*WHAT IS BEING ASKED:*
Repeat the data word for word. Do not include the pictures.

#### GIVEN ENTRIES

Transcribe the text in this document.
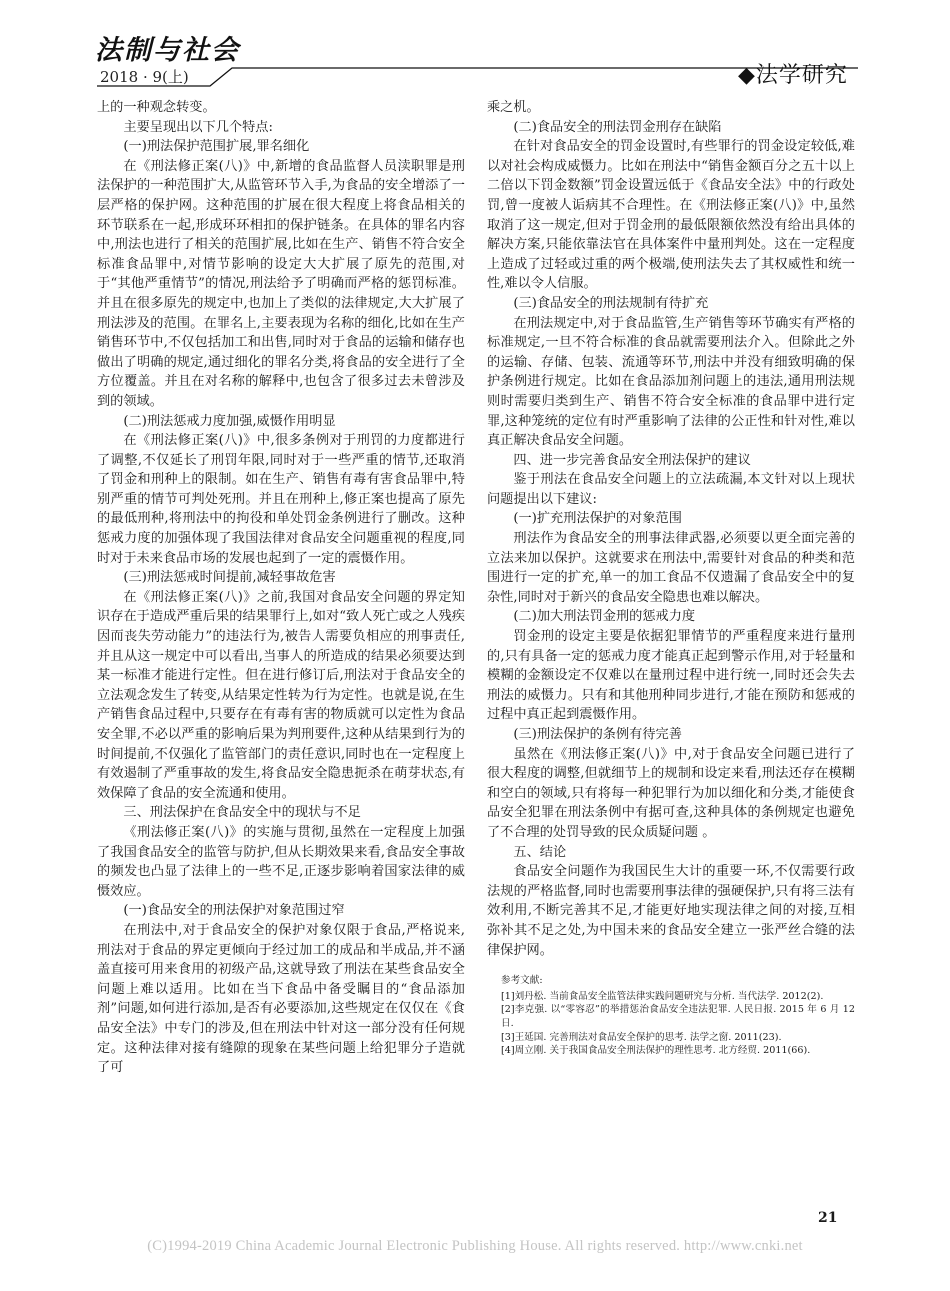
法制与社会
2018 · 9(上)	◆法学研究

上的一种观念转变。

主要呈现出以下几个特点:

(一)刑法保护范围扩展,罪名细化

在《刑法修正案(八)》中,新增的食品监督人员渎职罪是刑法保护的一种范围扩大,从监管环节入手,为食品的安全增添了一层严格的保护网。这种范围的扩展在很大程度上将食品相关的环节联系在一起,形成环环相扣的保护链条。在具体的罪名内容中,刑法也进行了相关的范围扩展,比如在生产、销售不符合安全标准食品罪中,对情节影响的设定大大扩展了原先的范围,对于“其他严重情节”的情况,刑法给予了明确而严格的惩罚标准。并且在很多原先的规定中,也加上了类似的法律规定,大大扩展了刑法涉及的范围。在罪名上,主要表现为名称的细化,比如在生产销售环节中,不仅包括加工和出售,同时对于食品的运输和储存也做出了明确的规定,通过细化的罪名分类,将食品的安全进行了全方位覆盖。并且在对名称的解释中,也包含了很多过去未曾涉及到的领域。

(二)刑法惩戒力度加强,威慑作用明显

在《刑法修正案(八)》中,很多条例对于刑罚的力度都进行了调整,不仅延长了刑罚年限,同时对于一些严重的情节,还取消了罚金和刑种上的限制。如在生产、销售有毒有害食品罪中,特别严重的情节可判处死刑。并且在刑种上,修正案也提高了原先的最低刑种,将刑法中的拘役和单处罚金条例进行了删改。这种惩戒力度的加强体现了我国法律对食品安全问题重视的程度,同时对于未来食品市场的发展也起到了一定的震慑作用。

(三)刑法惩戒时间提前,减轻事故危害

在《刑法修正案(八)》之前,我国对食品安全问题的界定知识存在于造成严重后果的结果罪行上,如对“致人死亡或之人残疾因而丧失劳动能力”的违法行为,被告人需要负相应的刑事责任,并且从这一规定中可以看出,当事人的所造成的结果必须要达到某一标准才能进行定性。但在进行修订后,刑法对于食品安全的立法观念发生了转变,从结果定性转为行为定性。也就是说,在生产销售食品过程中,只要存在有毒有害的物质就可以定性为食品安全罪,不必以严重的影响后果为判刑要件,这种从结果到行为的时间提前,不仅强化了监管部门的责任意识,同时也在一定程度上有效遏制了严重事故的发生,将食品安全隐患扼杀在萌芽状态,有效保障了食品的安全流通和使用。

三、刑法保护在食品安全中的现状与不足

《刑法修正案(八)》的实施与贯彻,虽然在一定程度上加强了我国食品安全的监管与防护,但从长期效果来看,食品安全事故的频发也凸显了法律上的一些不足,正逐步影响着国家法律的威慑效应。

(一)食品安全的刑法保护对象范围过窄

在刑法中,对于食品安全的保护对象仅限于食品,严格说来,刑法对于食品的界定更倾向于经过加工的成品和半成品,并不涵盖直接可用来食用的初级产品,这就导致了刑法在某些食品安全问题上难以适用。比如在当下食品中备受瞩目的“食品添加剂”问题,如何进行添加,是否有必要添加,这些规定在仅仅在《食品安全法》中专门的涉及,但在刑法中针对这一部分没有任何规定。这种法律对接有缝隙的现象在某些问题上给犯罪分子造就了可

乘之机。

(二)食品安全的刑法罚金刑存在缺陷

在针对食品安全的罚金设置时,有些罪行的罚金设定较低,难以对社会构成威慑力。比如在刑法中“销售金额百分之五十以上二倍以下罚金数额”罚金设置远低于《食品安全法》中的行政处罚,曾一度被人诟病其不合理性。在《刑法修正案(八)》中,虽然取消了这一规定,但对于罚金刑的最低限额依然没有给出具体的解决方案,只能依靠法官在具体案件中量刑判处。这在一定程度上造成了过轻或过重的两个极端,使刑法失去了其权威性和统一性,难以令人信服。

(三)食品安全的刑法规制有待扩充

在刑法规定中,对于食品监管,生产销售等环节确实有严格的标准规定,一旦不符合标准的食品就需要刑法介入。但除此之外的运输、存储、包装、流通等环节,刑法中并没有细致明确的保护条例进行规定。比如在食品添加剂问题上的违法,通用刑法规则时需要归类到生产、销售不符合安全标准的食品罪中进行定罪,这种笼统的定位有时严重影响了法律的公正性和针对性,难以真正解决食品安全问题。

四、进一步完善食品安全刑法保护的建议

鉴于刑法在食品安全问题上的立法疏漏,本文针对以上现状问题提出以下建议:

(一)扩充刑法保护的对象范围

刑法作为食品安全的刑事法律武器,必须要以更全面完善的立法来加以保护。这就要求在刑法中,需要针对食品的种类和范围进行一定的扩充,单一的加工食品不仅遗漏了食品安全中的复杂性,同时对于新兴的食品安全隐患也难以解决。

(二)加大刑法罚金刑的惩戒力度

罚金刑的设定主要是依据犯罪情节的严重程度来进行量刑的,只有具备一定的惩戒力度才能真正起到警示作用,对于轻量和模糊的金额设定不仅难以在量刑过程中进行统一,同时还会失去刑法的威慑力。只有和其他刑种同步进行,才能在预防和惩戒的过程中真正起到震慑作用。

(三)刑法保护的条例有待完善

虽然在《刑法修正案(八)》中,对于食品安全问题已进行了很大程度的调整,但就细节上的规制和设定来看,刑法还存在模糊和空白的领域,只有将每一种犯罪行为加以细化和分类,才能使食品安全犯罪在刑法条例中有据可查,这种具体的条例规定也避免了不合理的处罚导致的民众质疑问题 。

五、结论

食品安全问题作为我国民生大计的重要一环,不仅需要行政法规的严格监督,同时也需要刑事法律的强硬保护,只有将三法有效利用,不断完善其不足,才能更好地实现法律之间的对接,互相弥补其不足之处,为中国未来的食品安全建立一张严丝合缝的法律保护网。

参考文献:

[1]刘丹松. 当前食品安全监管法律实践问题研究与分析. 当代法学. 2012(2).

[2]李克强. 以“零容忍”的举措惩治食品安全违法犯罪. 人民日报. 2015 年 6 月 12 日.

[3]王延国. 完善刑法对食品安全保护的思考. 法学之窗. 2011(23).

[4]周立刚. 关于我国食品安全刑法保护的理性思考. 北方经贸. 2011(66).

21
(C)1994-2019 China Academic Journal Electronic Publishing House. All rights reserved. http://www.cnki.net
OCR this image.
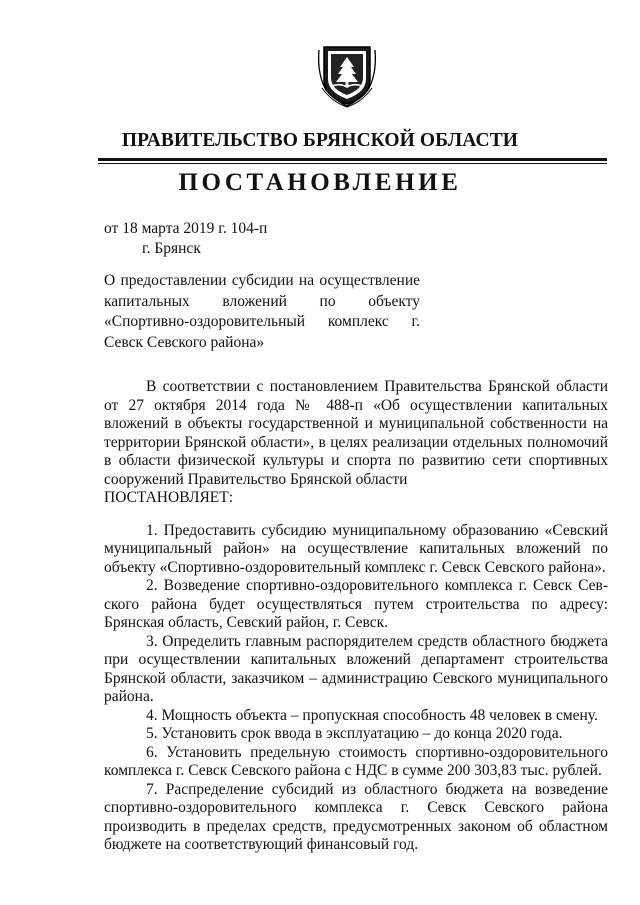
ПРАВИТЕЛЬСТВО БРЯНСКОЙ ОБЛАСТИ
ПОСТАНОВЛЕНИЕ
от 18 марта 2019 г. 104-п
г. Брянск
О предоставлении субсидии на осуществление капитальных вложений по объекту «Спортивно-оздоровительный комплекс г. Севск Севского района»

В соответствии с постановлением Правительства Брянской области от 27 октября 2014 года № 488-п «Об осуществлении капитальных вложений в объекты государственной и муниципальной собственности на территории Брянской области», в целях реализации отдельных полномочий в области физической культуры и спорта по развитию сети спортивных сооружений Правительство Брянской области

ПОСТАНОВЛЯЕТ:

1. Предоставить субсидию муниципальному образованию «Севский муниципальный район» на осуществление капитальных вложений по объекту «Спортивно-оздоровительный комплекс г. Севск Севского района».

2. Возведение спортивно-оздоровительного комплекса г. Севск Севского района будет осуществляться путем строительства по адресу: Брянская область, Севский район, г. Севск.

3. Определить главным распорядителем средств областного бюджета при осуществлении капитальных вложений департамент строительства Брянской области, заказчиком – администрацию Севского муниципального района.

4. Мощность объекта – пропускная способность 48 человек в смену.

5. Установить срок ввода в эксплуатацию – до конца 2020 года.

6. Установить предельную стоимость спортивно-оздоровительного комплекса г. Севск Севского района с НДС в сумме 200 303,83 тыс. рублей.

7. Распределение субсидий из областного бюджета на возведение спортивно-оздоровительного комплекса г. Севск Севского района производить в пределах средств, предусмотренных законом об областном бюджете на соответствующий финансовый год.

########

*TASK OUTPUT:*
Transcribe the text in this document.
法制与社会
2018 · 9(上)	◆法学研究

上的一种观念转变。

主要呈现出以下几个特点:

(一)刑法保护范围扩展,罪名细化

在《刑法修正案(八)》中,新增的食品监督人员渎职罪是刑法保护的一种范围扩大,从监管环节入手,为食品的安全增添了一层严格的保护网。这种范围的扩展在很大程度上将食品相关的环节联系在一起,形成环环相扣的保护链条。在具体的罪名内容中,刑法也进行了相关的范围扩展,比如在生产、销售不符合安全标准食品罪中,对情节影响的设定大大扩展了原先的范围,对于“其他严重情节”的情况,刑法给予了明确而严格的惩罚标准。并且在很多原先的规定中,也加上了类似的法律规定,大大扩展了刑法涉及的范围。在罪名上,主要表现为名称的细化,比如在生产销售环节中,不仅包括加工和出售,同时对于食品的运输和储存也做出了明确的规定,通过细化的罪名分类,将食品的安全进行了全方位覆盖。并且在对名称的解释中,也包含了很多过去未曾涉及到的领域。

(二)刑法惩戒力度加强,威慑作用明显

在《刑法修正案(八)》中,很多条例对于刑罚的力度都进行了调整,不仅延长了刑罚年限,同时对于一些严重的情节,还取消了罚金和刑种上的限制。如在生产、销售有毒有害食品罪中,特别严重的情节可判处死刑。并且在刑种上,修正案也提高了原先的最低刑种,将刑法中的拘役和单处罚金条例进行了删改。这种惩戒力度的加强体现了我国法律对食品安全问题重视的程度,同时对于未来食品市场的发展也起到了一定的震慑作用。

(三)刑法惩戒时间提前,减轻事故危害

在《刑法修正案(八)》之前,我国对食品安全问题的界定知识存在于造成严重后果的结果罪行上,如对“致人死亡或之人残疾因而丧失劳动能力”的违法行为,被告人需要负相应的刑事责任,并且从这一规定中可以看出,当事人的所造成的结果必须要达到某一标准才能进行定性。但在进行修订后,刑法对于食品安全的立法观念发生了转变,从结果定性转为行为定性。也就是说,在生产销售食品过程中,只要存在有毒有害的物质就可以定性为食品安全罪,不必以严重的影响后果为判刑要件,这种从结果到行为的时间提前,不仅强化了监管部门的责任意识,同时也在一定程度上有效遏制了严重事故的发生,将食品安全隐患扼杀在萌芽状态,有效保障了食品的安全流通和使用。

三、刑法保护在食品安全中的现状与不足

《刑法修正案(八)》的实施与贯彻,虽然在一定程度上加强了我国食品安全的监管与防护,但从长期效果来看,食品安全事故的频发也凸显了法律上的一些不足,正逐步影响着国家法律的威慑效应。

(一)食品安全的刑法保护对象范围过窄

在刑法中,对于食品安全的保护对象仅限于食品,严格说来,刑法对于食品的界定更倾向于经过加工的成品和半成品,并不涵盖直接可用来食用的初级产品,这就导致了刑法在某些食品安全问题上难以适用。比如在当下食品中备受瞩目的“食品添加剂”问题,如何进行添加,是否有必要添加,这些规定在仅仅在《食品安全法》中专门的涉及,但在刑法中针对这一部分没有任何规定。这种法律对接有缝隙的现象在某些问题上给犯罪分子造就了可

乘之机。

(二)食品安全的刑法罚金刑存在缺陷

在针对食品安全的罚金设置时,有些罪行的罚金设定较低,难以对社会构成威慑力。比如在刑法中“销售金额百分之五十以上二倍以下罚金数额”罚金设置远低于《食品安全法》中的行政处罚,曾一度被人诟病其不合理性。在《刑法修正案(八)》中,虽然取消了这一规定,但对于罚金刑的最低限额依然没有给出具体的解决方案,只能依靠法官在具体案件中量刑判处。这在一定程度上造成了过轻或过重的两个极端,使刑法失去了其权威性和统一性,难以令人信服。

(三)食品安全的刑法规制有待扩充

在刑法规定中,对于食品监管,生产销售等环节确实有严格的标准规定,一旦不符合标准的食品就需要刑法介入。但除此之外的运输、存储、包装、流通等环节,刑法中并没有细致明确的保护条例进行规定。比如在食品添加剂问题上的违法,通用刑法规则时需要归类到生产、销售不符合安全标准的食品罪中进行定罪,这种笼统的定位有时严重影响了法律的公正性和针对性,难以真正解决食品安全问题。

四、进一步完善食品安全刑法保护的建议

鉴于刑法在食品安全问题上的立法疏漏,本文针对以上现状问题提出以下建议:

(一)扩充刑法保护的对象范围

刑法作为食品安全的刑事法律武器,必须要以更全面完善的立法来加以保护。这就要求在刑法中,需要针对食品的种类和范围进行一定的扩充,单一的加工食品不仅遗漏了食品安全中的复杂性,同时对于新兴的食品安全隐患也难以解决。

(二)加大刑法罚金刑的惩戒力度

罚金刑的设定主要是依据犯罪情节的严重程度来进行量刑的,只有具备一定的惩戒力度才能真正起到警示作用,对于轻量和模糊的金额设定不仅难以在量刑过程中进行统一,同时还会失去刑法的威慑力。只有和其他刑种同步进行,才能在预防和惩戒的过程中真正起到震慑作用。

(三)刑法保护的条例有待完善

虽然在《刑法修正案(八)》中,对于食品安全问题已进行了很大程度的调整,但就细节上的规制和设定来看,刑法还存在模糊和空白的领域,只有将每一种犯罪行为加以细化和分类,才能使食品安全犯罪在刑法条例中有据可查,这种具体的条例规定也避免了不合理的处罚导致的民众质疑问题 。

五、结论

食品安全问题作为我国民生大计的重要一环,不仅需要行政法规的严格监督,同时也需要刑事法律的强硬保护,只有将三法有效利用,不断完善其不足,才能更好地实现法律之间的对接,互相弥补其不足之处,为中国未来的食品安全建立一张严丝合缝的法律保护网。

参考文献:

[1]刘丹松. 当前食品安全监管法律实践问题研究与分析. 当代法学. 2012(2).

[2]李克强. 以“零容忍”的举措惩治食品安全违法犯罪. 人民日报. 2015 年 6 月 12 日.

[3]王延国. 完善刑法对食品安全保护的思考. 法学之窗. 2011(23).

[4]周立刚. 关于我国食品安全刑法保护的理性思考. 北方经贸. 2011(66).

21
(C)1994-2019 China Academic Journal Electronic Publishing House. All rights reserved. http://www.cnki.net
OCR this image.
ПРАВИТЕЛЬСТВО БРЯНСКОЙ ОБЛАСТИ
ПОСТАНОВЛЕНИЕ
от 18 марта 2019 г. 104-п
г. Брянск
О предоставлении субсидии на осуществление капитальных вложений по объекту «Спортивно-оздоровительный комплекс г. Севск Севского района»

В соответствии с постановлением Правительства Брянской области от 27 октября 2014 года № 488-п «Об осуществлении капитальных вложений в объекты государственной и муниципальной собственности на территории Брянской области», в целях реализации отдельных полномочий в области физической культуры и спорта по развитию сети спортивных сооружений Правительство Брянской области

ПОСТАНОВЛЯЕТ:

1. Предоставить субсидию муниципальному образованию «Севский муниципальный район» на осуществление капитальных вложений по объекту «Спортивно-оздоровительный комплекс г. Севск Севского района».

2. Возведение спортивно-оздоровительного комплекса г. Севск Севского района будет осуществляться путем строительства по адресу: Брянская область, Севский район, г. Севск.

3. Определить главным распорядителем средств областного бюджета при осуществлении капитальных вложений департамент строительства Брянской области, заказчиком – администрацию Севского муниципального района.

4. Мощность объекта – пропускная способность 48 человек в смену.

5. Установить срок ввода в эксплуатацию – до конца 2020 года.

6. Установить предельную стоимость спортивно-оздоровительного комплекса г. Севск Севского района с НДС в сумме 200 303,83 тыс. рублей.

7. Распределение субсидий из областного бюджета на возведение спортивно-оздоровительного комплекса г. Севск Севского района производить в пределах средств, предусмотренных законом об областном бюджете на соответствующий финансовый год.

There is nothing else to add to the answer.